*RECORD EXCERPTS*
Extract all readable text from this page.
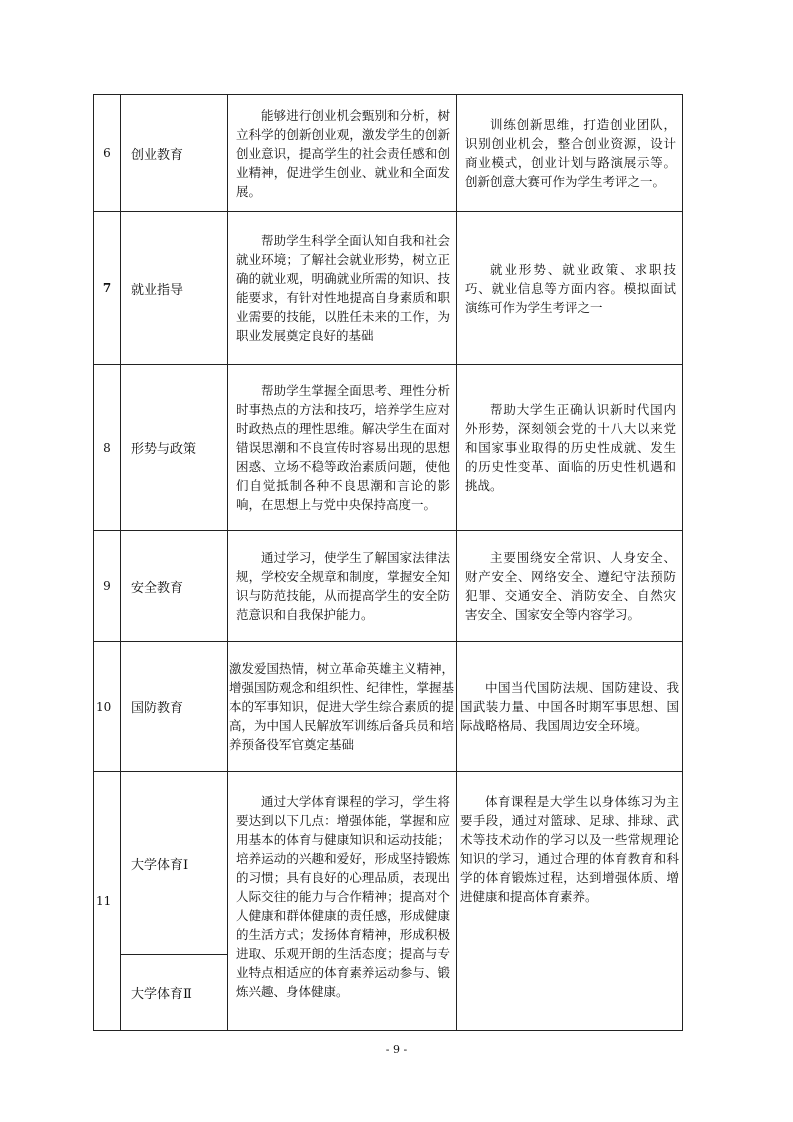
6	创业教育	能够进行创业机会甄别和分析，树立科学的创新创业观，激发学生的创新创业意识，提高学生的社会责任感和创业精神，促进学生创业、就业和全面发展。	训练创新思维，打造创业团队，识别创业机会，整合创业资源，设计商业模式，创业计划与路演展示等。创新创意大赛可作为学生考评之一。
7	就业指导	帮助学生科学全面认知自我和社会就业环境；了解社会就业形势，树立正确的就业观，明确就业所需的知识、技能要求，有针对性地提高自身素质和职业需要的技能，以胜任未来的工作，为职业发展奠定良好的基础	就业形势、就业政策、求职技巧、就业信息等方面内容。模拟面试演练可作为学生考评之一
8	形势与政策	帮助学生掌握全面思考、理性分析时事热点的方法和技巧，培养学生应对时政热点的理性思维。解决学生在面对错误思潮和不良宣传时容易出现的思想困惑、立场不稳等政治素质问题，使他们自觉抵制各种不良思潮和言论的影响，在思想上与党中央保持高度一。	帮助大学生正确认识新时代国内外形势，深刻领会党的十八大以来党和国家事业取得的历史性成就、发生的历史性变革、面临的历史性机遇和挑战。
9	安全教育	通过学习，使学生了解国家法律法规，学校安全规章和制度，掌握安全知识与防范技能，从而提高学生的安全防范意识和自我保护能力。	主要围绕安全常识、人身安全、财产安全、网络安全、遵纪守法预防犯罪、交通安全、消防安全、自然灾害安全、国家安全等内容学习。
10	国防教育	激发爱国热情，树立革命英雄主义精神，增强国防观念和组织性、纪律性，掌握基本的军事知识，促进大学生综合素质的提高，为中国人民解放军训练后备兵员和培养预备役军官奠定基础	中国当代国防法规、国防建设、我国武装力量、中国各时期军事思想、国际战略格局、我国周边安全环境。
11	大学体育Ⅰ	通过大学体育课程的学习，学生将要达到以下几点：增强体能，掌握和应用基本的体育与健康知识和运动技能；培养运动的兴趣和爱好，形成坚持锻炼的习惯；具有良好的心理品质，表现出人际交往的能力与合作精神；提高对个人健康和群体健康的责任感，形成健康的生活方式；发扬体育精神，形成积极进取、乐观开朗的生活态度；提高与专业特点相适应的体育素养运动参与、锻炼兴趣、身体健康。	体育课程是大学生以身体练习为主要手段，通过对篮球、足球、排球、武术等技术动作的学习以及一些常规理论知识的学习，通过合理的体育教育和科学的体育锻炼过程，达到增强体质、增进健康和提高体育素养。
	大学体育Ⅱ		
- 9 -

*PROMPT*
Copy out the whole listing exactly, and don't carry over any pictures.

*TASK SOLUTION*
Extract all readable text from this page.
6	创业教育	能够进行创业机会甄别和分析，树立科学的创新创业观，激发学生的创新创业意识，提高学生的社会责任感和创业精神，促进学生创业、就业和全面发展。	训练创新思维，打造创业团队，识别创业机会，整合创业资源，设计商业模式，创业计划与路演展示等。创新创意大赛可作为学生考评之一。
7	就业指导	帮助学生科学全面认知自我和社会就业环境；了解社会就业形势，树立正确的就业观，明确就业所需的知识、技能要求，有针对性地提高自身素质和职业需要的技能，以胜任未来的工作，为职业发展奠定良好的基础	就业形势、就业政策、求职技巧、就业信息等方面内容。模拟面试演练可作为学生考评之一
8	形势与政策	帮助学生掌握全面思考、理性分析时事热点的方法和技巧，培养学生应对时政热点的理性思维。解决学生在面对错误思潮和不良宣传时容易出现的思想困惑、立场不稳等政治素质问题，使他们自觉抵制各种不良思潮和言论的影响，在思想上与党中央保持高度一。	帮助大学生正确认识新时代国内外形势，深刻领会党的十八大以来党和国家事业取得的历史性成就、发生的历史性变革、面临的历史性机遇和挑战。
9	安全教育	通过学习，使学生了解国家法律法规，学校安全规章和制度，掌握安全知识与防范技能，从而提高学生的安全防范意识和自我保护能力。	主要围绕安全常识、人身安全、财产安全、网络安全、遵纪守法预防犯罪、交通安全、消防安全、自然灾害安全、国家安全等内容学习。
10	国防教育	激发爱国热情，树立革命英雄主义精神，增强国防观念和组织性、纪律性，掌握基本的军事知识，促进大学生综合素质的提高，为中国人民解放军训练后备兵员和培养预备役军官奠定基础	中国当代国防法规、国防建设、我国武装力量、中国各时期军事思想、国际战略格局、我国周边安全环境。
11	大学体育Ⅰ	通过大学体育课程的学习，学生将要达到以下几点：增强体能，掌握和应用基本的体育与健康知识和运动技能；培养运动的兴趣和爱好，形成坚持锻炼的习惯；具有良好的心理品质，表现出人际交往的能力与合作精神；提高对个人健康和群体健康的责任感，形成健康的生活方式；发扬体育精神，形成积极进取、乐观开朗的生活态度；提高与专业特点相适应的体育素养运动参与、锻炼兴趣、身体健康。	体育课程是大学生以身体练习为主要手段，通过对篮球、足球、排球、武术等技术动作的学习以及一些常规理论知识的学习，通过合理的体育教育和科学的体育锻炼过程，达到增强体质、增进健康和提高体育素养。
	大学体育Ⅱ		
- 9 -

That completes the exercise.